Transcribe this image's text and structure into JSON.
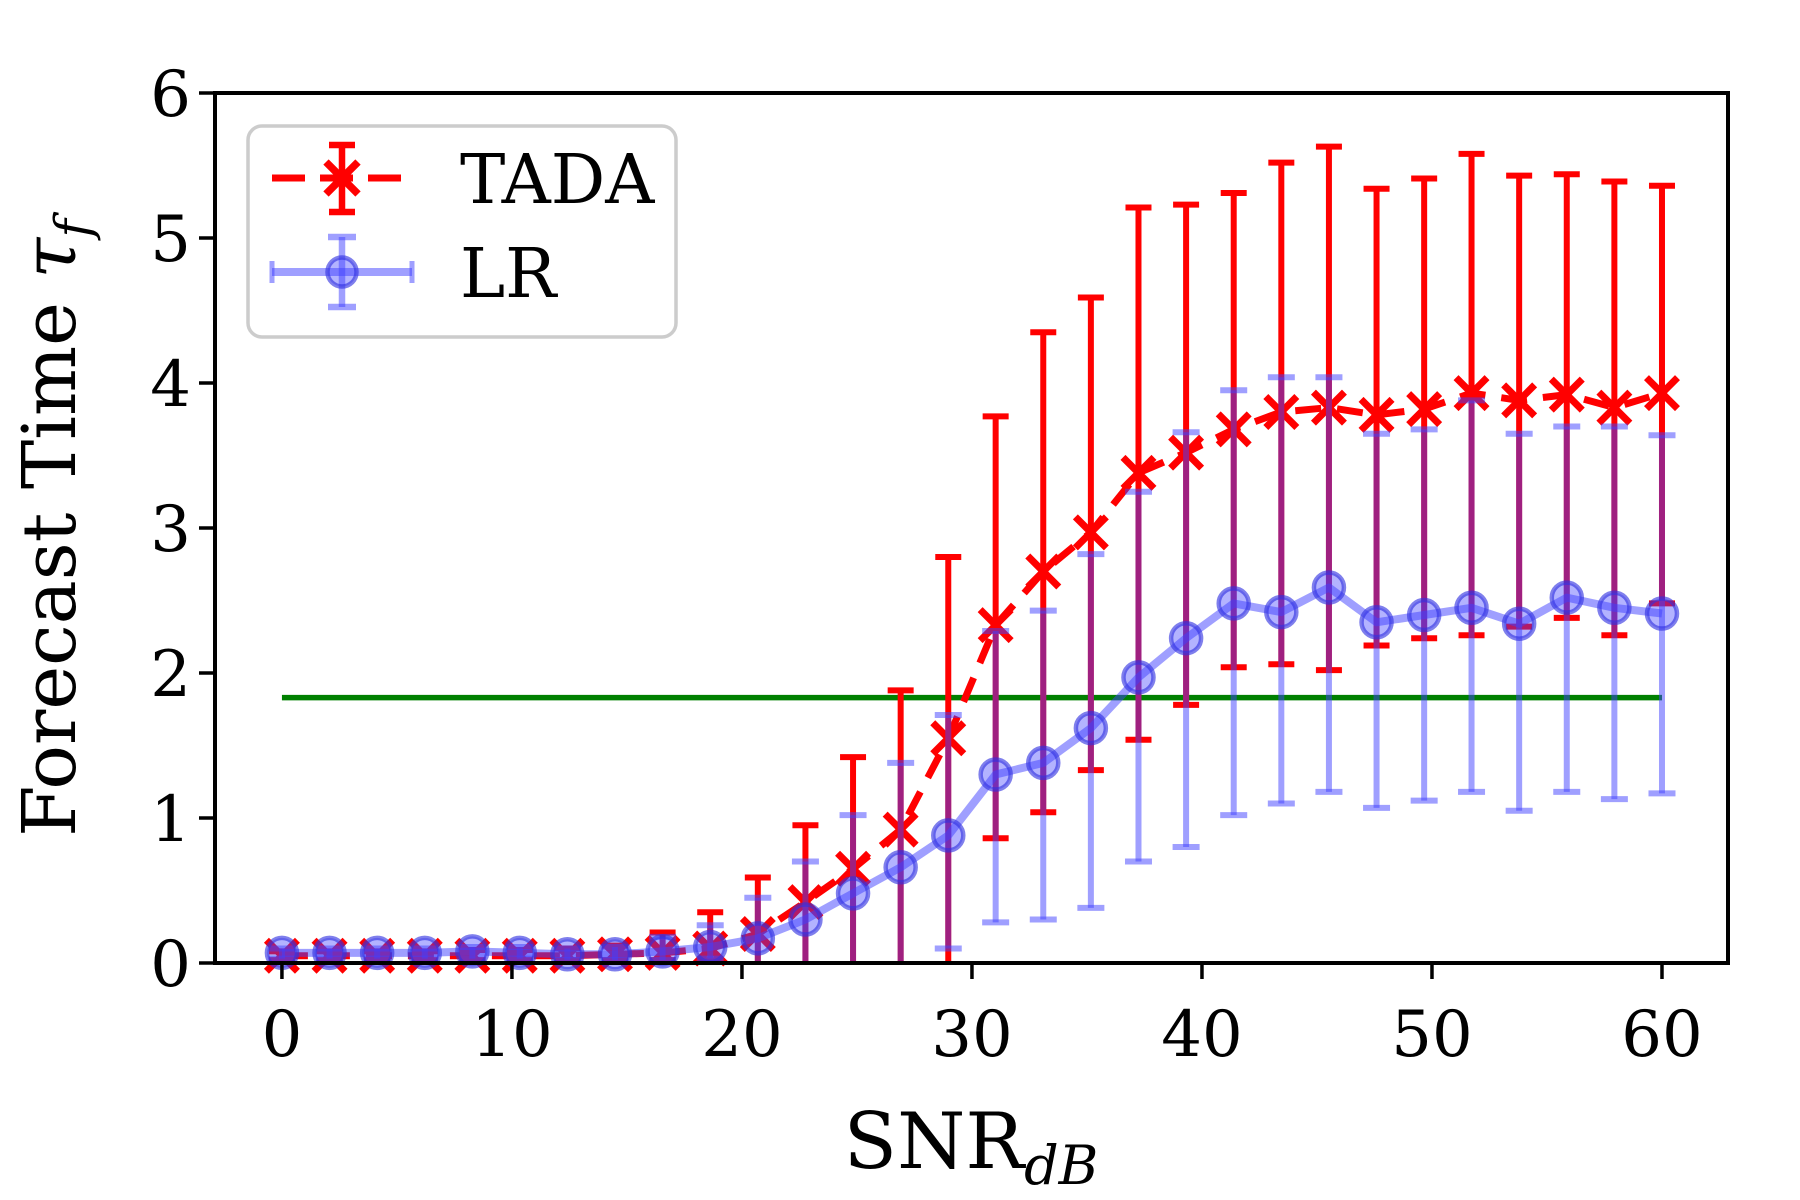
{
  "figure": {
    "background": "#ffffff",
    "colors": {
      "tada": "#ff0000",
      "lr": "#4040ff",
      "lr_line": "rgba(64,64,255,0.5)",
      "lr_fill": "rgba(64,64,255,0.4)",
      "lr_edge": "rgba(48,48,224,0.62)",
      "threshold": "#008000",
      "axis": "#000000",
      "legend_border": "#cccccc"
    },
    "legend": {
      "items": [
        {
          "label": "TADA"
        },
        {
          "label": "LR"
        }
      ]
    },
    "x_axis": {
      "label": "SNR",
      "label_sub": "dB",
      "ticks": [
        "0",
        "10",
        "20",
        "30",
        "40",
        "50",
        "60"
      ],
      "tick_values": [
        0,
        10,
        20,
        30,
        40,
        50,
        60
      ]
    },
    "y_axis": {
      "label": "Forecast Time ",
      "label_tau": "τ",
      "label_sub": "f",
      "ticks": [
        "0",
        "1",
        "2",
        "3",
        "4",
        "5",
        "6"
      ],
      "tick_values": [
        0,
        1,
        2,
        3,
        4,
        5,
        6
      ]
    }
  },
  "chart_data": {
    "type": "line",
    "title": "",
    "xlabel": "SNR_dB",
    "ylabel": "Forecast Time tau_f",
    "grid": false,
    "legend_position": "upper left",
    "xlim": [
      -2.91,
      62.87
    ],
    "ylim": [
      0,
      6
    ],
    "x": [
      0,
      2.07,
      4.14,
      6.21,
      8.28,
      10.34,
      12.41,
      14.48,
      16.55,
      18.62,
      20.69,
      22.76,
      24.83,
      26.9,
      28.97,
      31.03,
      33.1,
      35.17,
      37.24,
      39.31,
      41.38,
      43.45,
      45.52,
      47.59,
      49.66,
      51.72,
      53.79,
      55.86,
      57.93,
      60
    ],
    "series": [
      {
        "name": "TADA",
        "color": "#ff0000",
        "line_style": "dashed",
        "marker": "x",
        "values": [
          0.05,
          0.05,
          0.05,
          0.05,
          0.05,
          0.05,
          0.05,
          0.06,
          0.07,
          0.1,
          0.2,
          0.42,
          0.65,
          0.92,
          1.55,
          2.33,
          2.7,
          2.97,
          3.38,
          3.52,
          3.68,
          3.8,
          3.83,
          3.78,
          3.82,
          3.93,
          3.88,
          3.92,
          3.83,
          3.93
        ],
        "err_lower": [
          0.02,
          0.02,
          0.02,
          0.02,
          0.02,
          0.02,
          0.02,
          0.02,
          0.02,
          0.02,
          0,
          0,
          0,
          0,
          0,
          0.86,
          1.04,
          1.33,
          1.54,
          1.78,
          2.04,
          2.06,
          2.02,
          2.19,
          2.24,
          2.26,
          2.32,
          2.38,
          2.26,
          2.48
        ],
        "err_upper": [
          0.08,
          0.08,
          0.08,
          0.08,
          0.09,
          0.09,
          0.1,
          0.12,
          0.21,
          0.35,
          0.59,
          0.95,
          1.42,
          1.88,
          2.8,
          3.77,
          4.35,
          4.59,
          5.21,
          5.23,
          5.31,
          5.52,
          5.63,
          5.34,
          5.41,
          5.58,
          5.43,
          5.44,
          5.39,
          5.36
        ]
      },
      {
        "name": "LR",
        "color": "#0000ff",
        "opacity": 0.5,
        "line_style": "solid",
        "marker": "circle",
        "values": [
          0.07,
          0.07,
          0.07,
          0.07,
          0.08,
          0.07,
          0.06,
          0.06,
          0.08,
          0.11,
          0.17,
          0.3,
          0.48,
          0.66,
          0.88,
          1.3,
          1.38,
          1.62,
          1.97,
          2.24,
          2.48,
          2.42,
          2.59,
          2.35,
          2.4,
          2.45,
          2.34,
          2.52,
          2.45,
          2.41
        ],
        "err_lower": [
          0.03,
          0.03,
          0.03,
          0.03,
          0.03,
          0.03,
          0.02,
          0.02,
          0.02,
          0.03,
          0,
          0,
          0,
          0,
          0.1,
          0.28,
          0.3,
          0.38,
          0.7,
          0.8,
          1.02,
          1.1,
          1.18,
          1.07,
          1.12,
          1.18,
          1.05,
          1.18,
          1.13,
          1.17
        ],
        "err_upper": [
          0.1,
          0.1,
          0.1,
          0.1,
          0.11,
          0.11,
          0.1,
          0.11,
          0.18,
          0.26,
          0.45,
          0.7,
          1.02,
          1.38,
          1.71,
          2.29,
          2.43,
          2.82,
          3.25,
          3.66,
          3.95,
          4.04,
          4.04,
          3.65,
          3.68,
          3.88,
          3.65,
          3.7,
          3.7,
          3.64
        ]
      }
    ],
    "threshold_line": {
      "y": 1.83,
      "color": "#008000",
      "x_start": 0,
      "x_end": 60
    }
  }
}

_PROBLEM_: Transcribe the full listing character for character. Pictures are excluded.

_CORRECT OUTPUT_:
Transcribe this image's text and structure into JSON.
{
  "figure": {
    "background": "#ffffff",
    "colors": {
      "tada": "#ff0000",
      "lr": "#4040ff",
      "lr_line": "rgba(64,64,255,0.5)",
      "lr_fill": "rgba(64,64,255,0.4)",
      "lr_edge": "rgba(48,48,224,0.62)",
      "threshold": "#008000",
      "axis": "#000000",
      "legend_border": "#cccccc"
    },
    "legend": {
      "items": [
        {
          "label": "TADA"
        },
        {
          "label": "LR"
        }
      ]
    },
    "x_axis": {
      "label": "SNR",
      "label_sub": "dB",
      "ticks": [
        "0",
        "10",
        "20",
        "30",
        "40",
        "50",
        "60"
      ],
      "tick_values": [
        0,
        10,
        20,
        30,
        40,
        50,
        60
      ]
    },
    "y_axis": {
      "label": "Forecast Time ",
      "label_tau": "τ",
      "label_sub": "f",
      "ticks": [
        "0",
        "1",
        "2",
        "3",
        "4",
        "5",
        "6"
      ],
      "tick_values": [
        0,
        1,
        2,
        3,
        4,
        5,
        6
      ]
    }
  },
  "chart_data": {
    "type": "line",
    "title": "",
    "xlabel": "SNR_dB",
    "ylabel": "Forecast Time tau_f",
    "grid": false,
    "legend_position": "upper left",
    "xlim": [
      -2.91,
      62.87
    ],
    "ylim": [
      0,
      6
    ],
    "x": [
      0,
      2.07,
      4.14,
      6.21,
      8.28,
      10.34,
      12.41,
      14.48,
      16.55,
      18.62,
      20.69,
      22.76,
      24.83,
      26.9,
      28.97,
      31.03,
      33.1,
      35.17,
      37.24,
      39.31,
      41.38,
      43.45,
      45.52,
      47.59,
      49.66,
      51.72,
      53.79,
      55.86,
      57.93,
      60
    ],
    "series": [
      {
        "name": "TADA",
        "color": "#ff0000",
        "line_style": "dashed",
        "marker": "x",
        "values": [
          0.05,
          0.05,
          0.05,
          0.05,
          0.05,
          0.05,
          0.05,
          0.06,
          0.07,
          0.1,
          0.2,
          0.42,
          0.65,
          0.92,
          1.55,
          2.33,
          2.7,
          2.97,
          3.38,
          3.52,
          3.68,
          3.8,
          3.83,
          3.78,
          3.82,
          3.93,
          3.88,
          3.92,
          3.83,
          3.93
        ],
        "err_lower": [
          0.02,
          0.02,
          0.02,
          0.02,
          0.02,
          0.02,
          0.02,
          0.02,
          0.02,
          0.02,
          0,
          0,
          0,
          0,
          0,
          0.86,
          1.04,
          1.33,
          1.54,
          1.78,
          2.04,
          2.06,
          2.02,
          2.19,
          2.24,
          2.26,
          2.32,
          2.38,
          2.26,
          2.48
        ],
        "err_upper": [
          0.08,
          0.08,
          0.08,
          0.08,
          0.09,
          0.09,
          0.1,
          0.12,
          0.21,
          0.35,
          0.59,
          0.95,
          1.42,
          1.88,
          2.8,
          3.77,
          4.35,
          4.59,
          5.21,
          5.23,
          5.31,
          5.52,
          5.63,
          5.34,
          5.41,
          5.58,
          5.43,
          5.44,
          5.39,
          5.36
        ]
      },
      {
        "name": "LR",
        "color": "#0000ff",
        "opacity": 0.5,
        "line_style": "solid",
        "marker": "circle",
        "values": [
          0.07,
          0.07,
          0.07,
          0.07,
          0.08,
          0.07,
          0.06,
          0.06,
          0.08,
          0.11,
          0.17,
          0.3,
          0.48,
          0.66,
          0.88,
          1.3,
          1.38,
          1.62,
          1.97,
          2.24,
          2.48,
          2.42,
          2.59,
          2.35,
          2.4,
          2.45,
          2.34,
          2.52,
          2.45,
          2.41
        ],
        "err_lower": [
          0.03,
          0.03,
          0.03,
          0.03,
          0.03,
          0.03,
          0.02,
          0.02,
          0.02,
          0.03,
          0,
          0,
          0,
          0,
          0.1,
          0.28,
          0.3,
          0.38,
          0.7,
          0.8,
          1.02,
          1.1,
          1.18,
          1.07,
          1.12,
          1.18,
          1.05,
          1.18,
          1.13,
          1.17
        ],
        "err_upper": [
          0.1,
          0.1,
          0.1,
          0.1,
          0.11,
          0.11,
          0.1,
          0.11,
          0.18,
          0.26,
          0.45,
          0.7,
          1.02,
          1.38,
          1.71,
          2.29,
          2.43,
          2.82,
          3.25,
          3.66,
          3.95,
          4.04,
          4.04,
          3.65,
          3.68,
          3.88,
          3.65,
          3.7,
          3.7,
          3.64
        ]
      }
    ],
    "threshold_line": {
      "y": 1.83,
      "color": "#008000",
      "x_start": 0,
      "x_end": 60
    }
  }
}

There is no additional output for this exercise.